Ну, может быть последнее, о чем бы я хотел, должен, может быть, сказать, возвращаясь к началу и возвращаясь вот к этой теме о какой-то непримиримости, поскольку все равно мы имеем дело с поэтическим высказыванием (слабым или сильным — это другой вопрос), непримиримости самих звуков, что ли, своей и чужой культуры. У Лосева есть замечательный, хотя большой вопрос, насколько сильный, но очень интересный и важный, главное что, текст «Игра слов с пятном света», в котором он играет с антиномичностью местоимений первого лица единственного числа в русском и английском языке — я и I. «Я, — он пишет, — открывается наружу, I замыкается в себя. Вот мы и снова вляпались в чушь». То есть чушь, или вляпаться в чушь очень, получается, легко при бинарном представлении, при попадании в эту бинарную ловушку, достаточно структуралистскую, которой тоже учил нас Лотман. На самом деле, как показывает опыт Лосева как поэта, ставшего поэтом только в эмиграции, окруженного другим языком, все на самом деле намного сложнее и как минимум небинарно.

Ну и к тому, о чем говорил Олег. Это уже не внутренняя, а скорее внешняя, историческая перспектива, и о чем говорил профессор Андрей Зорин тоже, — это про горизонты ожиданий, это про те горизонты, которые на то и горизонты, чтобы быть очень относительными и вообще иллюзорными и субъективными как минимум. Они конечно же меняются постоянно, и одни горизонты могли существовать в 1980-м г., а в 2004-м эти горизонты изменились, когда появился этот текст. Но на самом деле основная полемика, насколько я мог понять, хотя об этом тексте мало сказано, и если сказано, то в основном на Фейсбуке, очень мало, — как бы, наибольшее количество высказываний об этом тексте принадлежит к самым последним парам лет, к самым последним годам. Что, наверное, наш семинар сегодня подтверждает еще раз то, насколько эти горизонты смещаются.

Спасибо.

Лекманов: Я хочу сказать две вещи. Одну, касающуюся может быть не времени написания, а времени публикации этого стихотворения. 2004 год — оно, помимо всего прочего, еще как бы юбилейное, да? написанное к юбилею смерти Фуко, который умер в 1984 г. То есть спустя 20 лет Лосев публикует такой «подарочек». Это первое. А второе, что я хотел сказать. Это не в порядке оправдания, а просто в порядке разговора. На самом деле мы на этот семинар звали очень разных людей, в том числе и тех, которые, мы знали, которые скажут гораздо жестче и резче, чем говорим мы. И даже один из этих людей (я могу назвать, мне кажется, имя, это вполне законно), Дмитрий Кузьмин, обещал сегодня к нам прийти сюда в «Вопросы и ответы», и мы ему хотели даже дать слово, но вот пока его нету. И, коллеги (это как раз я обращаюсь к тем, кто является участником этой программы), если вы захотите сказать что-нибудь и ваша точка зрения резко отличается от нашей, мне кажется, что это будет замечательно, и у нас немножко на это времени еще будет. Вот что я хотел сказать, спасибо.

——

* **Что нужно сделать**
1) Выпишите из исходного текста дословно фрагмент между «Ну и к тому, о» и «эти горизонты смещаются.» включительно.
2) Продолжите стенограмму обсуждения поэзии Лосева, начав сразу после её последней фразы.

——

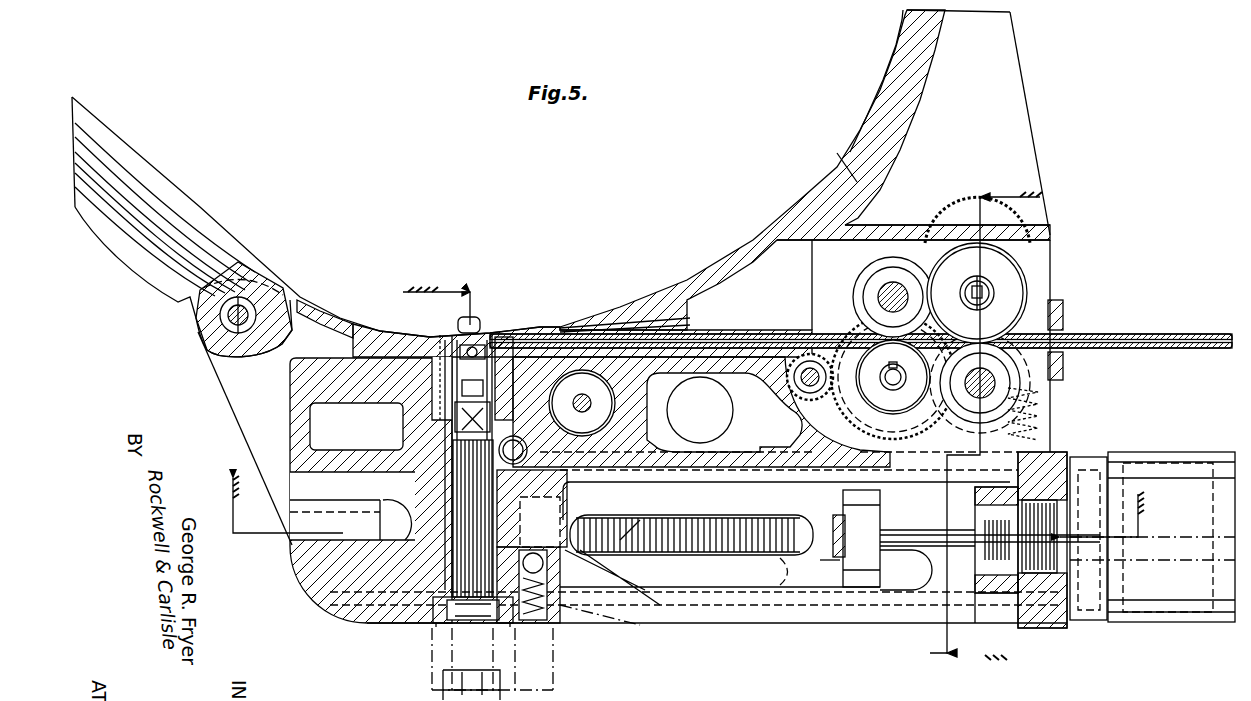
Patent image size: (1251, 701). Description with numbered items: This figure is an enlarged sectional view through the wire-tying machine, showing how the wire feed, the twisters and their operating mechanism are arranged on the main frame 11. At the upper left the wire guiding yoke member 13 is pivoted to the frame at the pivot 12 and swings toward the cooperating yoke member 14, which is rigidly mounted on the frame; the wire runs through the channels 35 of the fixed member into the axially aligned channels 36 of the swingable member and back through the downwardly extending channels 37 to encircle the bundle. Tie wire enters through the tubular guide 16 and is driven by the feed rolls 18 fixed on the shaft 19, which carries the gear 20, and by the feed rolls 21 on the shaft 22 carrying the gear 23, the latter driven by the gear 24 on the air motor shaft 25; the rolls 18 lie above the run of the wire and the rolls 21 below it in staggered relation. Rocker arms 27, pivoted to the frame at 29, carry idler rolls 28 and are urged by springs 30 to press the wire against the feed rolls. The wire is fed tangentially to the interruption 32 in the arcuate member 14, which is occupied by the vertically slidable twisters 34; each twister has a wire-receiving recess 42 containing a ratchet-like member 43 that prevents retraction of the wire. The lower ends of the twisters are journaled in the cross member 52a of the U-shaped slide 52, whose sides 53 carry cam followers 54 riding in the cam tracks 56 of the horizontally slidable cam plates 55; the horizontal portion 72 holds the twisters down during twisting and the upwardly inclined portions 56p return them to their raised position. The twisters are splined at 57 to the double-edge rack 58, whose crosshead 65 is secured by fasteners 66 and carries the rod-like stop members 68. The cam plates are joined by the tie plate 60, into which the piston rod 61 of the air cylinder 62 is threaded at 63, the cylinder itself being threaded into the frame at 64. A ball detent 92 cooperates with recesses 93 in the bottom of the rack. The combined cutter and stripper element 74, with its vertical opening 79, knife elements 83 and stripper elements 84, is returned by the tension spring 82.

The main frame 11 is at (312, 582).
The pivot 12 is at (244, 302).
The wire guiding yoke member 13 is at (150, 225).
The cooperating yoke member 14 is at (893, 88).
The tubular guides 16 is at (1180, 334).
The feed rolls 18 is at (1010, 285).
The shaft 19 is at (974, 292).
The gear 20 is at (938, 240).
The feed rolls 21 is at (912, 408).
The shaft 22 is at (893, 395).
The gear 23 is at (840, 394).
The gear 24 is at (838, 365).
The shaft 25 is at (810, 368).
The rocker arms 27 is at (1040, 392).
The idler rolls 28 is at (870, 270).
The pivot 29 is at (972, 318).
The springs 30 is at (1045, 423).
The interruption 32 is at (452, 330).
The twisters 34 is at (478, 318).
The channels 35 is at (348, 320).
The channels 36 is at (203, 249).
The channels 37 is at (897, 50).
The wire-receiving recess 42 is at (492, 332).
The ratchet-like member 43 is at (500, 340).
The slide 52 is at (438, 632).
The cross member 52a is at (432, 622).
The sides 53 is at (582, 403).
The cam follower 54 is at (570, 508).
The cam plates 55 is at (635, 586).
The cam track 56 is at (916, 592).
The upwardly inclined portions 56p is at (622, 526).
The spline 57 is at (465, 478).
The double-edge rack 58 is at (680, 532).
The tie plate 60 is at (978, 575).
The piston rod 61 is at (985, 526).
The air cylinder 62 is at (1158, 468).
The threaded connection 63 is at (1020, 530).
The threaded connection 64 is at (1043, 516).
The crosshead 65 is at (855, 527).
The fasteners 66 is at (822, 516).
The stop members 68 is at (897, 530).
The horizontal portion 72 is at (830, 590).
The combined cutter and stripper element 74 is at (420, 405).
The vertical opening 79 is at (458, 344).
The tension spring 82 is at (528, 452).
The knife elements 83 is at (555, 334).
The stripper elements 84 is at (440, 383).
The ball detent 92 is at (562, 572).
The recesses 93 is at (782, 570).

——

* **В ответ**
1)
Ну и к тому, о чем говорил Олег. Это уже не внутренняя, а скорее внешняя, историческая перспектива, и о чем говорил профессор Андрей Зорин тоже, — это про горизонты ожиданий, это про те горизонты, которые на то и горизонты, чтобы быть очень относительными и вообще иллюзорными и субъективными как минимум. Они конечно же меняются постоянно, и одни горизонты могли существовать в 1980-м г., а в 2004-м эти горизонты изменились, когда появился этот текст. Но на самом деле основная полемика, насколько я мог понять, хотя об этом тексте мало сказано, и если сказано, то в основном на Фейсбуке, очень мало, — как бы, наибольшее количество высказываний об этом тексте принадлежит к самым последним парам лет, к самым последним годам. Что, наверное, наш семинар сегодня подтверждает еще раз то, насколько эти горизонты смещаются.

2)
Пока в «Вопросах и ответах» — вот Роман мне велит смотреть — Леонид Жмудь пишет: «Припев два раза». Если честно, я не знаю, что это обозначает.

Лейбов: Это цитата из песни Псоя Короленко про Жака Деррида.

Лекманов: ...А наш постоянный (и спасибо ему за это!) слушатель Валерий Мерлин пишет: «Если учесть антисократический пафос русской литературы, стихотворение вполне традиционно. Это вариация на тему «а философ без огурцов». Может быть и традиционно, но все-таки до такой степени, кажется, мало кто решался. И даже у Пушкина вспоминаются эти строчки: «Нельзя писать…» — и дальше он говорит, как нельзя писать и как можно. А Лосев пишется, кажется, и про то и про другое: и как нельзя писать, он говорит, и как… «и зол и подл», помните? я имею в виду эти пушкинские строчки. Он, кажется, и то и другое здесь делает. Вот что я хотел сказать. Спасибо.

Катю мы попросим сейчас выступить.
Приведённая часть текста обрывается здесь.